_OBJECTIVE_
Find "What's the underlying" in the records that follow; print that line and each subsequent line through the last one, verbatim and with nothing added.
---------- DATASET ENTRIES
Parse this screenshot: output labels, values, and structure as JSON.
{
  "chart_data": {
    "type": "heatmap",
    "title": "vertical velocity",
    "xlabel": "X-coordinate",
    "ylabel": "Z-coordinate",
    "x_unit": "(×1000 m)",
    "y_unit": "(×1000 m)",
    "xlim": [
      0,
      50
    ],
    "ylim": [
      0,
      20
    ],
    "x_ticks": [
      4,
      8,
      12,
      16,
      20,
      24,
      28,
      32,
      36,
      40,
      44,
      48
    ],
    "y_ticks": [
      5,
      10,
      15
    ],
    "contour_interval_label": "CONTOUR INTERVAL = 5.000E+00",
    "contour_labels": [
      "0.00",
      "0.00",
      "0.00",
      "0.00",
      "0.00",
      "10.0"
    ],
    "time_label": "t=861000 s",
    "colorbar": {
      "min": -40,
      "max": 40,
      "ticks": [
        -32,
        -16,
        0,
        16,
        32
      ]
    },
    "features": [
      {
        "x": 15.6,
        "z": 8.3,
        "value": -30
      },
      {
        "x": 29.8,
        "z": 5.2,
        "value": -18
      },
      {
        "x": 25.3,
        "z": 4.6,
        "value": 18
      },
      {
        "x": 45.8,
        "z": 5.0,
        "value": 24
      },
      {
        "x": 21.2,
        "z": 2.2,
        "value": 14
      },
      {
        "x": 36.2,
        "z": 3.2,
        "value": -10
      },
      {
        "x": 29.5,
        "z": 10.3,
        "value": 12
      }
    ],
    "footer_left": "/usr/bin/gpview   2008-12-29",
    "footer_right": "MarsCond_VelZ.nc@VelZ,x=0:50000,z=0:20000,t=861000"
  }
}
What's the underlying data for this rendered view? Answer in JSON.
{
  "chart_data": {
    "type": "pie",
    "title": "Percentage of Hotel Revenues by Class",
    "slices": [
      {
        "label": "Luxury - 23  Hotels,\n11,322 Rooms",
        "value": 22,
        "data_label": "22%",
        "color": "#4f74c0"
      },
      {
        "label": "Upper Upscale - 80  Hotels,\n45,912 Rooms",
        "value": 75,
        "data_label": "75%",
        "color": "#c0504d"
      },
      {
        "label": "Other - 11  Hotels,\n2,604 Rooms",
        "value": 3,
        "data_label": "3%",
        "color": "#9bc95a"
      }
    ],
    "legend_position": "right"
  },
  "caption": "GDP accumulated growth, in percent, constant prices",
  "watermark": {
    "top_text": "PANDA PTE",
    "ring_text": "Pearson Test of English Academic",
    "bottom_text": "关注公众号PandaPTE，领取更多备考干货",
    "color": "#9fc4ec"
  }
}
--------------------
_EXERCISE SOLUTION_
What's the underlying data for this rendered view? Answer in JSON.
{
  "chart_data": {
    "type": "pie",
    "title": "Percentage of Hotel Revenues by Class",
    "slices": [
      {
        "label": "Luxury - 23  Hotels,\n11,322 Rooms",
        "value": 22,
        "data_label": "22%",
        "color": "#4f74c0"
      },
      {
        "label": "Upper Upscale - 80  Hotels,\n45,912 Rooms",
        "value": 75,
        "data_label": "75%",
        "color": "#c0504d"
      },
      {
        "label": "Other - 11  Hotels,\n2,604 Rooms",
        "value": 3,
        "data_label": "3%",
        "color": "#9bc95a"
      }
    ],
    "legend_position": "right"
  },
  "caption": "GDP accumulated growth, in percent, constant prices",
  "watermark": {
    "top_text": "PANDA PTE",
    "ring_text": "Pearson Test of English Academic",
    "bottom_text": "关注公众号PandaPTE，领取更多备考干货",
    "color": "#9fc4ec"
  }
}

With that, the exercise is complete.